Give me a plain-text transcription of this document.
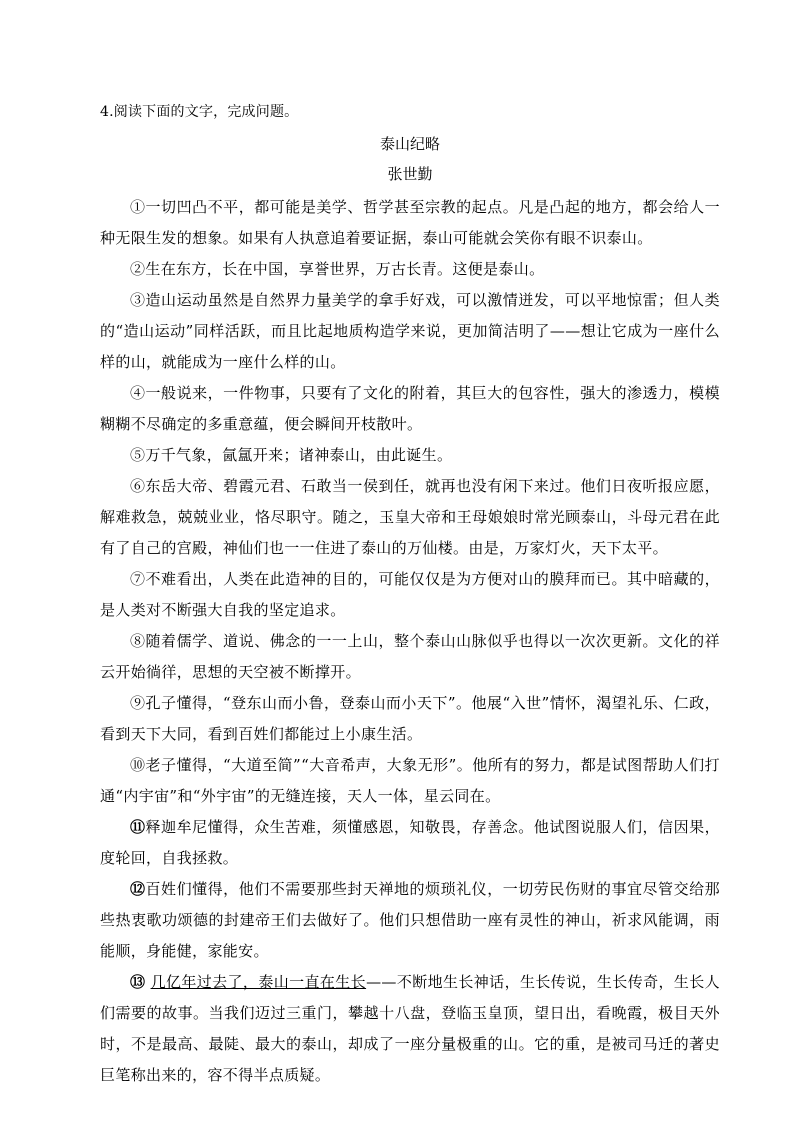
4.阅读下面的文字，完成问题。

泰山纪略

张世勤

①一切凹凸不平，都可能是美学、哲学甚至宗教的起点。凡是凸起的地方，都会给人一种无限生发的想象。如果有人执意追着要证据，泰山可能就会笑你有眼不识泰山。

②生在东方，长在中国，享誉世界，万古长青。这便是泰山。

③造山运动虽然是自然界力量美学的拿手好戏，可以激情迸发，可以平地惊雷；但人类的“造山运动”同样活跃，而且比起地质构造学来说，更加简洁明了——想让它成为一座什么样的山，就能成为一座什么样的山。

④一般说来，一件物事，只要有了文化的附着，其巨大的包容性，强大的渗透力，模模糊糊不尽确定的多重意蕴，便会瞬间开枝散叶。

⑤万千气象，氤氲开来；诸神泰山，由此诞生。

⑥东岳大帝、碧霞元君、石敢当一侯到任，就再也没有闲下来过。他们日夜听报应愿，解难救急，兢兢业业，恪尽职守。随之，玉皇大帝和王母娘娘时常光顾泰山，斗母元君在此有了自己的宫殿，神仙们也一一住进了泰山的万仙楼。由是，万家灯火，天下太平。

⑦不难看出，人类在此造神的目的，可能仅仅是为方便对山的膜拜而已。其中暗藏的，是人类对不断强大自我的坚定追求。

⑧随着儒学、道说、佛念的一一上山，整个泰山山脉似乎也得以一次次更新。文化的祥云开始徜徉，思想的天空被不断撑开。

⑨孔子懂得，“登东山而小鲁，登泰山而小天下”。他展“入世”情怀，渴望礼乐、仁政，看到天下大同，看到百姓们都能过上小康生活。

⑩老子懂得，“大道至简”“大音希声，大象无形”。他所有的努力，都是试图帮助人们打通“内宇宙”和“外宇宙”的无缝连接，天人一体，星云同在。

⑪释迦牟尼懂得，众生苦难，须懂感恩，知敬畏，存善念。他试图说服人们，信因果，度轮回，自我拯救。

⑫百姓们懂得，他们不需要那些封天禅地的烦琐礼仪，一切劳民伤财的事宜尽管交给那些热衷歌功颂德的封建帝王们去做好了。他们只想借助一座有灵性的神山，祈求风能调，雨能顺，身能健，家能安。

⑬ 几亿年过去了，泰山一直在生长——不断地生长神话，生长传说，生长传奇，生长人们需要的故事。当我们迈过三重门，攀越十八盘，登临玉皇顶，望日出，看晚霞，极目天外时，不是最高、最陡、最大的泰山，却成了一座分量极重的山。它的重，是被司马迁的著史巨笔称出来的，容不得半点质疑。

------------------------

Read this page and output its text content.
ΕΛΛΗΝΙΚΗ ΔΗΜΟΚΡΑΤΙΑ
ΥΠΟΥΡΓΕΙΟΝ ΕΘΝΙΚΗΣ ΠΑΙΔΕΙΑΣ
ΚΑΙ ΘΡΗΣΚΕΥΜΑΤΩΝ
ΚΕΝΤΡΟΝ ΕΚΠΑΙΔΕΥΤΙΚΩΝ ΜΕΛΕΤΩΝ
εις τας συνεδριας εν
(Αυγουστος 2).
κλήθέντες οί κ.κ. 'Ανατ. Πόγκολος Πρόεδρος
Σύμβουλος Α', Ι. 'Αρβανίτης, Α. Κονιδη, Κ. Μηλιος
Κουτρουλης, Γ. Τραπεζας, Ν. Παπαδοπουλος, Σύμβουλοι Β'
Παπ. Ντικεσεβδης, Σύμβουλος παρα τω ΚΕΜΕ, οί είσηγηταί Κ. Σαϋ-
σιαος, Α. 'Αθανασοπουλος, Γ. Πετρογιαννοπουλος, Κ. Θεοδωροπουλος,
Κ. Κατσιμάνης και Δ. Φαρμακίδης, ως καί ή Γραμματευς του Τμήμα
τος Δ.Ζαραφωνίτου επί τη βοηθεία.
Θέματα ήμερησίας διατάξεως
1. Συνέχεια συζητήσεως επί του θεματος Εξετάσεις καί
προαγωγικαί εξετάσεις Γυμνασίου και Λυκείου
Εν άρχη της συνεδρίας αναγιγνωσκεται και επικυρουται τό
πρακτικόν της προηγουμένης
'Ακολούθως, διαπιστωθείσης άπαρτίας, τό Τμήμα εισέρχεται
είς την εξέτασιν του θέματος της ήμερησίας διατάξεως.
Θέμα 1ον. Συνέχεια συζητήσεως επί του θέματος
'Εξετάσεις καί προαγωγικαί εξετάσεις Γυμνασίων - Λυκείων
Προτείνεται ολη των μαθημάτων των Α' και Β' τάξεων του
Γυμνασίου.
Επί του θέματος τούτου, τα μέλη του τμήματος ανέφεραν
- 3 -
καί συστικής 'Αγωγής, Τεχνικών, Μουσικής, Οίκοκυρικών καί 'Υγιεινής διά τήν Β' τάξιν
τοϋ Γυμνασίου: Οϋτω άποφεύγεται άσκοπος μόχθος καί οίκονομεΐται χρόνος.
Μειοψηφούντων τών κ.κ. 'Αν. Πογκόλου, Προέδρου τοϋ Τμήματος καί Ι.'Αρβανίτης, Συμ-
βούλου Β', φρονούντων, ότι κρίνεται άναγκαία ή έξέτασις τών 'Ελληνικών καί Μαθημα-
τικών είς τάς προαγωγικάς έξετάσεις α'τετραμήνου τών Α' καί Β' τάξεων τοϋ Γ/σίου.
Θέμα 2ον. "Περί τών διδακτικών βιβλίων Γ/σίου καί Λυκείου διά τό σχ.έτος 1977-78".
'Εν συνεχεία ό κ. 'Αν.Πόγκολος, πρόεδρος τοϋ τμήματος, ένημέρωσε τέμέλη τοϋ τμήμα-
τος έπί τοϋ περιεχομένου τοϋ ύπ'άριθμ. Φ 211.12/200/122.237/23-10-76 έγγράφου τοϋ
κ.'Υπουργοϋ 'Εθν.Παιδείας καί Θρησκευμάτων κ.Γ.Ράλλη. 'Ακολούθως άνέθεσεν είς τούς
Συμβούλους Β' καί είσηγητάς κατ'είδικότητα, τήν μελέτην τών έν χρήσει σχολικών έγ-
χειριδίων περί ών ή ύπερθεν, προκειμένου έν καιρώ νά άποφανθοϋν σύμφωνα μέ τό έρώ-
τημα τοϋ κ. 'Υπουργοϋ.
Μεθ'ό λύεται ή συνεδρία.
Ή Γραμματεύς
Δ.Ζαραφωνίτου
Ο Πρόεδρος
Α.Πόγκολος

------------------------

> **Problem description**
In the listing, find every line containing the word "Πόγκολος" and list it.

> **Expected output**
κλήθέντες οί κ.κ. 'Ανατ. Πόγκολος Πρόεδρος
'Εν συνεχεία ό κ. 'Αν.Πόγκολος, πρόεδρος τοϋ τμήματος, ένημέρωσε τέμέλη τοϋ τμήμα-
Α.Πόγκολος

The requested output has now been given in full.